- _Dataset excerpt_
__________________________________________________
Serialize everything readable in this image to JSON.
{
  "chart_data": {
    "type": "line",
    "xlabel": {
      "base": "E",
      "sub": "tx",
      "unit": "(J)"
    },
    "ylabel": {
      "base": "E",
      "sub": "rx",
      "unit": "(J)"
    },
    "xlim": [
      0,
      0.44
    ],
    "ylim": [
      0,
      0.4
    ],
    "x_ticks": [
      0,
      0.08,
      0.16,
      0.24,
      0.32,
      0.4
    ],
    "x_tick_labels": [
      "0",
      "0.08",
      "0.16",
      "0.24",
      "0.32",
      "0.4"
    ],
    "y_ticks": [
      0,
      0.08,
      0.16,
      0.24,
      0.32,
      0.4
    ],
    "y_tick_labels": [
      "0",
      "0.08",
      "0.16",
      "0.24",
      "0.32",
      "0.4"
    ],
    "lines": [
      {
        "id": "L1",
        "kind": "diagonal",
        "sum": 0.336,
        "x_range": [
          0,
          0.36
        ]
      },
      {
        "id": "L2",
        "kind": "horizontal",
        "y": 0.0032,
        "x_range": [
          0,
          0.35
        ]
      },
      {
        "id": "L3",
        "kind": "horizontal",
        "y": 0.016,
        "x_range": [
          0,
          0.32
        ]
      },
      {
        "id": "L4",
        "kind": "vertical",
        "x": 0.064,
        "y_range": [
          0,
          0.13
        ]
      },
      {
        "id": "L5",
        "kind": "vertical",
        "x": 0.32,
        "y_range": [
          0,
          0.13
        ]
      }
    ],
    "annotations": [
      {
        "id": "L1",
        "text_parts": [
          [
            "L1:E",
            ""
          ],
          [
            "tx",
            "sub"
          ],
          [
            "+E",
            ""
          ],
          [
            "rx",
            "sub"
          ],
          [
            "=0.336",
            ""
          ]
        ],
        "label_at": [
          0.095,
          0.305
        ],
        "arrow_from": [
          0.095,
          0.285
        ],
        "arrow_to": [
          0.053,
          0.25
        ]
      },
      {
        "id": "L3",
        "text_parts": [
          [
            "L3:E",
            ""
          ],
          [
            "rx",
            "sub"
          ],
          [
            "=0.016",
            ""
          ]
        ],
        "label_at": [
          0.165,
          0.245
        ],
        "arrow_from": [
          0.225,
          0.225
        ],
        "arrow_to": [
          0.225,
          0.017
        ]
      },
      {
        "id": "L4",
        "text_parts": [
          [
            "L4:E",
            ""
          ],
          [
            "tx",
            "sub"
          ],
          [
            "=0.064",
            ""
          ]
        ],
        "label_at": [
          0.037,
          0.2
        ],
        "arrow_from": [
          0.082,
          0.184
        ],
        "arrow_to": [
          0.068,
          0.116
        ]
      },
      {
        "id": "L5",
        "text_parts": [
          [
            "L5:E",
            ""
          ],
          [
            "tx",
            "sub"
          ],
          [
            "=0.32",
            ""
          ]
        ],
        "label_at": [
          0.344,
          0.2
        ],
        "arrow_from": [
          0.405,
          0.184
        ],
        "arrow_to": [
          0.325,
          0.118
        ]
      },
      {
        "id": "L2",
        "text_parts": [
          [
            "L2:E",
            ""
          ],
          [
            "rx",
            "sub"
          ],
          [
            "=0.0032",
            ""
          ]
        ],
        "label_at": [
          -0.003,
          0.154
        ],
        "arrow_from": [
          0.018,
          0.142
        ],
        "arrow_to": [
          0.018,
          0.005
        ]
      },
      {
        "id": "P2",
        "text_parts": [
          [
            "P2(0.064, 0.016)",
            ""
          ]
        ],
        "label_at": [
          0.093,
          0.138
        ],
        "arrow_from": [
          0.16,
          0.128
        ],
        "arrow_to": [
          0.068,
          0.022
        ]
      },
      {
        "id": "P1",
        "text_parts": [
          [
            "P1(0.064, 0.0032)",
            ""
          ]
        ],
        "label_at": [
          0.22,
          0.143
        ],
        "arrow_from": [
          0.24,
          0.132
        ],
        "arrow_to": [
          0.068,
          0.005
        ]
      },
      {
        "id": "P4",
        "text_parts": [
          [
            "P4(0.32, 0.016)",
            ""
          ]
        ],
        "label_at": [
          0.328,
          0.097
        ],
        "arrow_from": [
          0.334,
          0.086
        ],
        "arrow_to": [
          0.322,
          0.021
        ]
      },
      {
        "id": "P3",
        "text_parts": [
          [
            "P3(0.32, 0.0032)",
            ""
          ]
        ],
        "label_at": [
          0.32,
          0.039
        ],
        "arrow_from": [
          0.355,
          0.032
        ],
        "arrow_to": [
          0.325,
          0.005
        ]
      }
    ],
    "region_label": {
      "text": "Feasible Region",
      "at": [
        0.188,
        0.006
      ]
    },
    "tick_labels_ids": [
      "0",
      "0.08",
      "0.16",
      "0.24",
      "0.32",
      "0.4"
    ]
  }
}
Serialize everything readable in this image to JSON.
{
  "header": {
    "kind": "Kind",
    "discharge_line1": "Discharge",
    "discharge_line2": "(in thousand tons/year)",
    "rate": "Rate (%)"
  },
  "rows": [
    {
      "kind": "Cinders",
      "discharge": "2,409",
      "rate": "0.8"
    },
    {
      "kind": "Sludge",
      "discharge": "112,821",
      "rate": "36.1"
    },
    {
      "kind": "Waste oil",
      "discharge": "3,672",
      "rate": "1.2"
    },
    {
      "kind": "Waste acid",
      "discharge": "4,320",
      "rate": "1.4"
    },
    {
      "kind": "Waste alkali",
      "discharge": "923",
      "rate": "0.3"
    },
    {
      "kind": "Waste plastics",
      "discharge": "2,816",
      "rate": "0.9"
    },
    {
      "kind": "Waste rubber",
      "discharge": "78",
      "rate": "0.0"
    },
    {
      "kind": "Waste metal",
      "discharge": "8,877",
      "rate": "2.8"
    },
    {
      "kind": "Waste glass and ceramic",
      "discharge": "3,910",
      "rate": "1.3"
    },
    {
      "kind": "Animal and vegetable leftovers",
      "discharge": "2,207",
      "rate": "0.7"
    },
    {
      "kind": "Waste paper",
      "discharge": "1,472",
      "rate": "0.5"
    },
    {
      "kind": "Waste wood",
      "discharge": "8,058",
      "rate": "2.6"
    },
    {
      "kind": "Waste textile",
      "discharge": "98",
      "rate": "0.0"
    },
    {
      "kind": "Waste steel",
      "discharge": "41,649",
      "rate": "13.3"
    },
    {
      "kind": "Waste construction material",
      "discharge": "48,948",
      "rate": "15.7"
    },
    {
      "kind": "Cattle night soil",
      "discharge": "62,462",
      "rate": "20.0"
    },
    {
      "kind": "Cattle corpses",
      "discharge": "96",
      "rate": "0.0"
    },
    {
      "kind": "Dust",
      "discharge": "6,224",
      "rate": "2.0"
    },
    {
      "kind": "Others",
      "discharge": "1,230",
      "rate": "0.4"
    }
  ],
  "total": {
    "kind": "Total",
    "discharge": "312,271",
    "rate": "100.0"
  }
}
__________________________________________________
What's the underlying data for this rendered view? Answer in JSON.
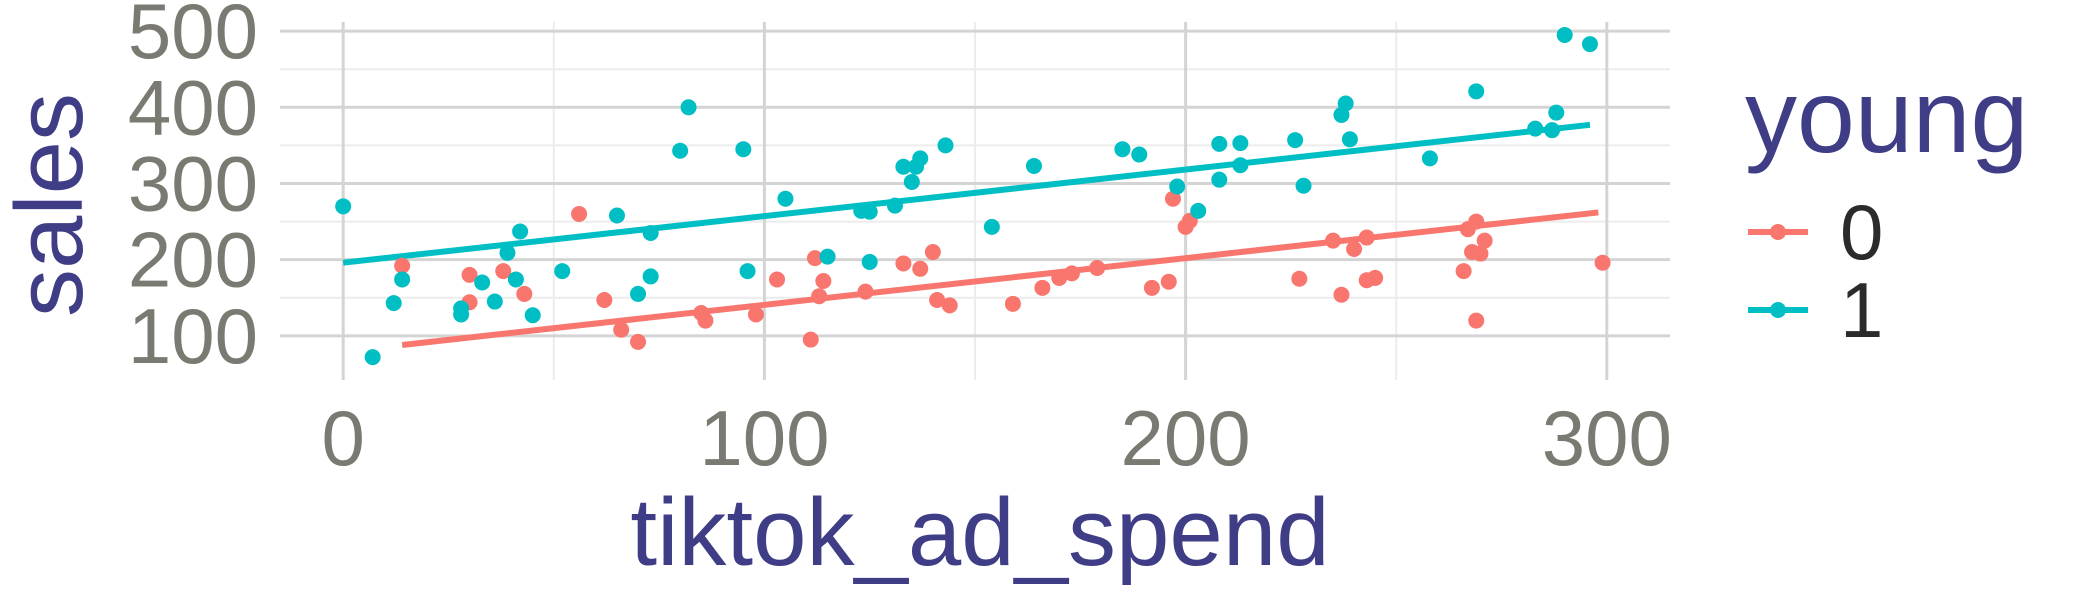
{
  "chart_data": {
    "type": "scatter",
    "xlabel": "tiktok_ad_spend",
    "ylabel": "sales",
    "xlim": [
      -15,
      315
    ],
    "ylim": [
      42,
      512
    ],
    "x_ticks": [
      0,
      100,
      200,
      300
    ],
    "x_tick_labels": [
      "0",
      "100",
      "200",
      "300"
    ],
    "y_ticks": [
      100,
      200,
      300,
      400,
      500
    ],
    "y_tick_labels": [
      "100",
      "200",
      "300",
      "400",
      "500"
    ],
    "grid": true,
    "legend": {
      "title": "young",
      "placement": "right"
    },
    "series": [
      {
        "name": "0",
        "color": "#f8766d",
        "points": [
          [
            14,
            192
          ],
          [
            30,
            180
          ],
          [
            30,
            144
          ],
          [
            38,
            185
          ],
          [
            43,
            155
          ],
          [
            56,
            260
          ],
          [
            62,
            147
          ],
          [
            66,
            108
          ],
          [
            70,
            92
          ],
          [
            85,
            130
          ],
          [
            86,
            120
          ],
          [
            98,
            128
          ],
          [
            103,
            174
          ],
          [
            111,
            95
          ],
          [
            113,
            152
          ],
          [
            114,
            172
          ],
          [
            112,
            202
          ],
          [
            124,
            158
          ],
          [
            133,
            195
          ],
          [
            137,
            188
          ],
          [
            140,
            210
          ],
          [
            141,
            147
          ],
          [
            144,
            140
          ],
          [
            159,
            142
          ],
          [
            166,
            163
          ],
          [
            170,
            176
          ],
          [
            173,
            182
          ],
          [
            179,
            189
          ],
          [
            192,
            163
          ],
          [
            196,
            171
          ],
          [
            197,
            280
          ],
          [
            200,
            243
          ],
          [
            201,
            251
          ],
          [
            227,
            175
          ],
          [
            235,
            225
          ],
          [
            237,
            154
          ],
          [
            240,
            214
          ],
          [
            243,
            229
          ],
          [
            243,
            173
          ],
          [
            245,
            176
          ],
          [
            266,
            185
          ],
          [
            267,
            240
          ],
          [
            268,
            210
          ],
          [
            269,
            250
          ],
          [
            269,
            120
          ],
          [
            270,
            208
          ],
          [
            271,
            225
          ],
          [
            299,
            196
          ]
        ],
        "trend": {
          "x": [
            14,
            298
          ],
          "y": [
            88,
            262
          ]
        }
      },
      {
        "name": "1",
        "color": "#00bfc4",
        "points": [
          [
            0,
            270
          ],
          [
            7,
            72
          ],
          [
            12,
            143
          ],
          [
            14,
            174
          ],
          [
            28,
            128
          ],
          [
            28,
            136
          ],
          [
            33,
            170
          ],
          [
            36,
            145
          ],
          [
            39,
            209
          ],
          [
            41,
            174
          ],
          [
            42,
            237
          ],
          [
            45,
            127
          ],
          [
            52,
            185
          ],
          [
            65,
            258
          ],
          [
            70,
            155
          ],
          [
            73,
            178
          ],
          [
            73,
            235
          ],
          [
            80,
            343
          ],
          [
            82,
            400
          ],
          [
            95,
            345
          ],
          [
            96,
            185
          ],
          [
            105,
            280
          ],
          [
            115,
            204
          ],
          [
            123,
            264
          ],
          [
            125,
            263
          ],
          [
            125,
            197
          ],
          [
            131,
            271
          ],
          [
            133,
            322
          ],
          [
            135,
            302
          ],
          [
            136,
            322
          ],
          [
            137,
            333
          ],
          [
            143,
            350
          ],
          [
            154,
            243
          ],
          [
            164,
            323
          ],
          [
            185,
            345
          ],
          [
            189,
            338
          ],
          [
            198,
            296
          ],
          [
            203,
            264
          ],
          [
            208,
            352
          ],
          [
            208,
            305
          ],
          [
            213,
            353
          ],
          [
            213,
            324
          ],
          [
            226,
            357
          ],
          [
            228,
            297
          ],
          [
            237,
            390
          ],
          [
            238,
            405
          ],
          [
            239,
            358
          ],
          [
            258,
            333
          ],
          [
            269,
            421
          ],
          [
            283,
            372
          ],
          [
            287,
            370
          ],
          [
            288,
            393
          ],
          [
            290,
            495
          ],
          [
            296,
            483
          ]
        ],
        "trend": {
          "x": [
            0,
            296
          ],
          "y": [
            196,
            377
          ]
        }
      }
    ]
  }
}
__________________________________________________
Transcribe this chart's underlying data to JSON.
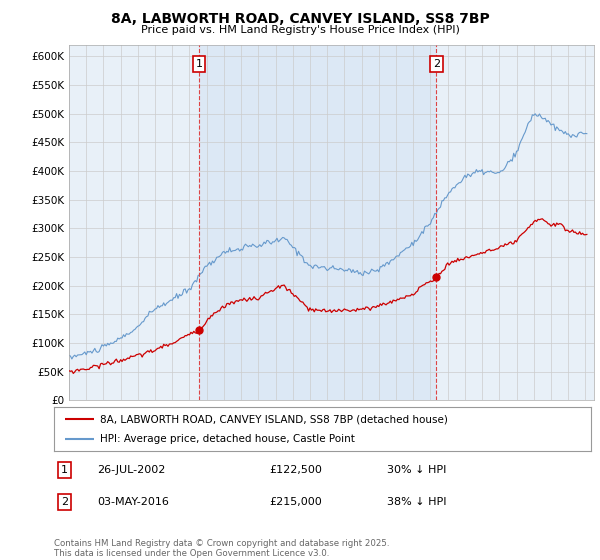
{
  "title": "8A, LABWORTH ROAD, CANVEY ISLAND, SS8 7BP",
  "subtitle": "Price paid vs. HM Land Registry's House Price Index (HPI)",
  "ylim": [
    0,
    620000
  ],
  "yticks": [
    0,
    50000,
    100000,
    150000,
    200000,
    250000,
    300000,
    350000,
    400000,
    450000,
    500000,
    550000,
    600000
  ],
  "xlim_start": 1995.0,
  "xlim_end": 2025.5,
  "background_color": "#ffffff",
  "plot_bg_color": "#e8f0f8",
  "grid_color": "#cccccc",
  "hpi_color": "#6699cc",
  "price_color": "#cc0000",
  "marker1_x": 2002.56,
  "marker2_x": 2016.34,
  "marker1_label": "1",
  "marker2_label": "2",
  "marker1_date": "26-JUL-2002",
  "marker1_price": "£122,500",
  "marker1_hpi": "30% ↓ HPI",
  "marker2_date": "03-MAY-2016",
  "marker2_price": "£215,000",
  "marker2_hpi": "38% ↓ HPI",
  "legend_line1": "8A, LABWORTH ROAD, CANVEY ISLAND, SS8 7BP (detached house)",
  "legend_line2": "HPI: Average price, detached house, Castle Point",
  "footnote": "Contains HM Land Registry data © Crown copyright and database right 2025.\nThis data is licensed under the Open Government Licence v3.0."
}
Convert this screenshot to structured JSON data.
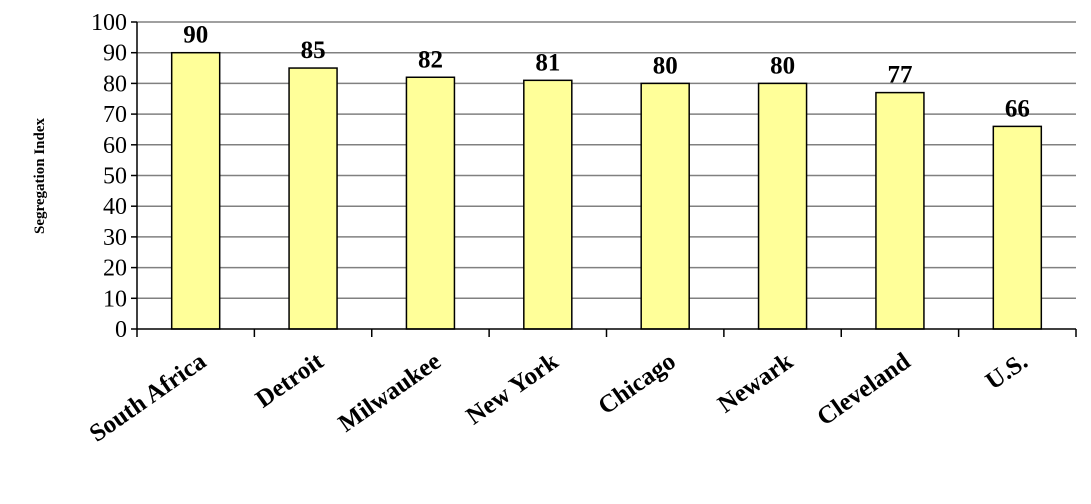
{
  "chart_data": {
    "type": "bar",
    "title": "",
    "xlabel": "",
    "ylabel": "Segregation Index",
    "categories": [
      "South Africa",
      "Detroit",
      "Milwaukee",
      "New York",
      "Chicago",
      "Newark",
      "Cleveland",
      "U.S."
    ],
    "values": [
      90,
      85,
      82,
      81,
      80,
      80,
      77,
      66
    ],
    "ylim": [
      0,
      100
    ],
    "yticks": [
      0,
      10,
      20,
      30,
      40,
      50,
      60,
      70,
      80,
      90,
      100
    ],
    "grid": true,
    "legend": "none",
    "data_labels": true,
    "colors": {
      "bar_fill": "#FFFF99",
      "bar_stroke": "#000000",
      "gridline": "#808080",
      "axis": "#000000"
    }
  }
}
__________________________________________________
- _Exercise instructions_
Find how many of the lines above have the word "Waste" in them. State only that number.

- _Response to this task_
12